** Records from a collection **

--- --- ---

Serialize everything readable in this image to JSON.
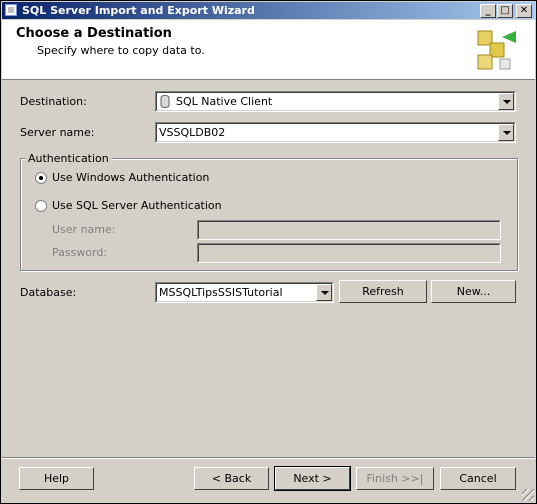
{
  "window": {
    "title": "SQL Server Import and Export Wizard"
  },
  "header": {
    "title": "Choose a Destination",
    "subtitle": "Specify where to copy data to."
  },
  "form": {
    "destination_label": "Destination:",
    "destination_value": "SQL Native Client",
    "server_label": "Server name:",
    "server_value": "VSSQLDB02",
    "auth_group_label": "Authentication",
    "windows_auth_label": "Use Windows Authentication",
    "sql_auth_label": "Use SQL Server Authentication",
    "username_label": "User name:",
    "username_value": "",
    "password_label": "Password:",
    "password_value": "",
    "database_label": "Database:",
    "database_value": "MSSQLTipsSSISTutorial",
    "refresh_label": "Refresh",
    "new_label": "New..."
  },
  "footer": {
    "help_label": "Help",
    "back_label": "< Back",
    "next_label": "Next >",
    "finish_label": "Finish >>|",
    "cancel_label": "Cancel"
  }
}
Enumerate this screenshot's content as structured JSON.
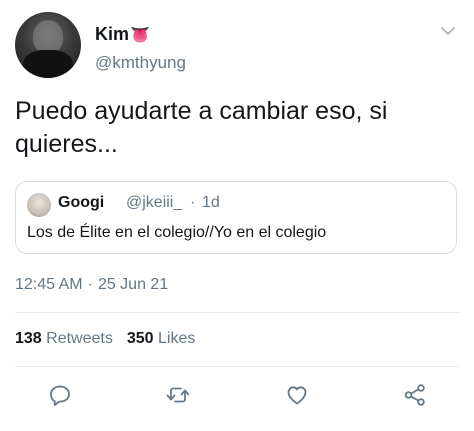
{
  "author": {
    "display_name": "Kim",
    "emoji": "👅",
    "handle": "@kmthyung"
  },
  "tweet": {
    "text": "Puedo ayudarte a cambiar eso, si quieres..."
  },
  "quoted": {
    "name": "Googi",
    "handle": "@jkeiii_",
    "separator": "·",
    "time": "1d",
    "text": "Los de Élite en el colegio//Yo en el colegio"
  },
  "meta": {
    "time": "12:45 AM",
    "separator": "·",
    "date": "25 Jun 21"
  },
  "stats": {
    "retweets_count": "138",
    "retweets_label": "Retweets",
    "likes_count": "350",
    "likes_label": "Likes"
  },
  "icons": {
    "chevron": "chevron-down-icon",
    "reply": "reply-icon",
    "retweet": "retweet-icon",
    "like": "heart-icon",
    "share": "share-icon"
  },
  "colors": {
    "text_primary": "#14171a",
    "text_secondary": "#657786",
    "border": "#d6dde3"
  }
}
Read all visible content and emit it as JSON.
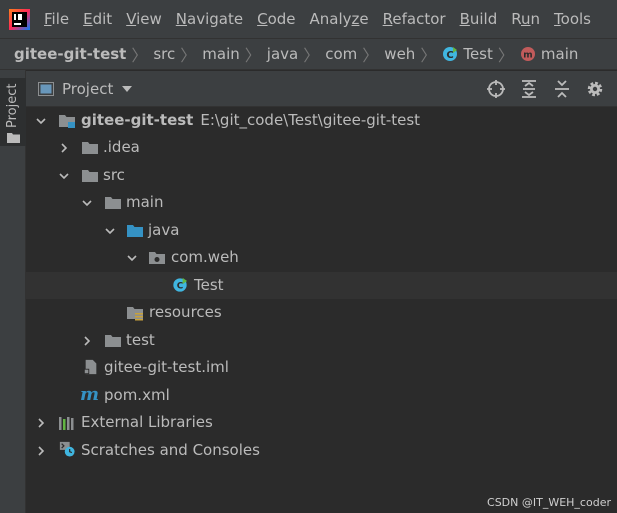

--- --- ---

** The exercise **
Reproduce the material in full, word for word, and omit the pictures.

** Solution to this problem **
Serialize everything readable in this image to JSON.
{
  "window": {
    "title": "SQL Server Import and Export Wizard"
  },
  "header": {
    "title": "Choose a Destination",
    "subtitle": "Specify where to copy data to."
  },
  "form": {
    "destination_label": "Destination:",
    "destination_value": "SQL Native Client",
    "server_label": "Server name:",
    "server_value": "VSSQLDB02",
    "auth_group_label": "Authentication",
    "windows_auth_label": "Use Windows Authentication",
    "sql_auth_label": "Use SQL Server Authentication",
    "username_label": "User name:",
    "username_value": "",
    "password_label": "Password:",
    "password_value": "",
    "database_label": "Database:",
    "database_value": "MSSQLTipsSSISTutorial",
    "refresh_label": "Refresh",
    "new_label": "New..."
  },
  "footer": {
    "help_label": "Help",
    "back_label": "< Back",
    "next_label": "Next >",
    "finish_label": "Finish >>|",
    "cancel_label": "Cancel"
  }
}
Enumerate this screenshot's content as structured JSON.
{
  "author": {
    "display_name": "Kim",
    "emoji": "👅",
    "handle": "@kmthyung"
  },
  "tweet": {
    "text": "Puedo ayudarte a cambiar eso, si quieres..."
  },
  "quoted": {
    "name": "Googi",
    "handle": "@jkeiii_",
    "separator": "·",
    "time": "1d",
    "text": "Los de Élite en el colegio//Yo en el colegio"
  },
  "meta": {
    "time": "12:45 AM",
    "separator": "·",
    "date": "25 Jun 21"
  },
  "stats": {
    "retweets_count": "138",
    "retweets_label": "Retweets",
    "likes_count": "350",
    "likes_label": "Likes"
  },
  "icons": {
    "chevron": "chevron-down-icon",
    "reply": "reply-icon",
    "retweet": "retweet-icon",
    "like": "heart-icon",
    "share": "share-icon"
  },
  "colors": {
    "text_primary": "#14171a",
    "text_secondary": "#657786",
    "border": "#d6dde3"
  }
}
Read all visible content and emit it as JSON.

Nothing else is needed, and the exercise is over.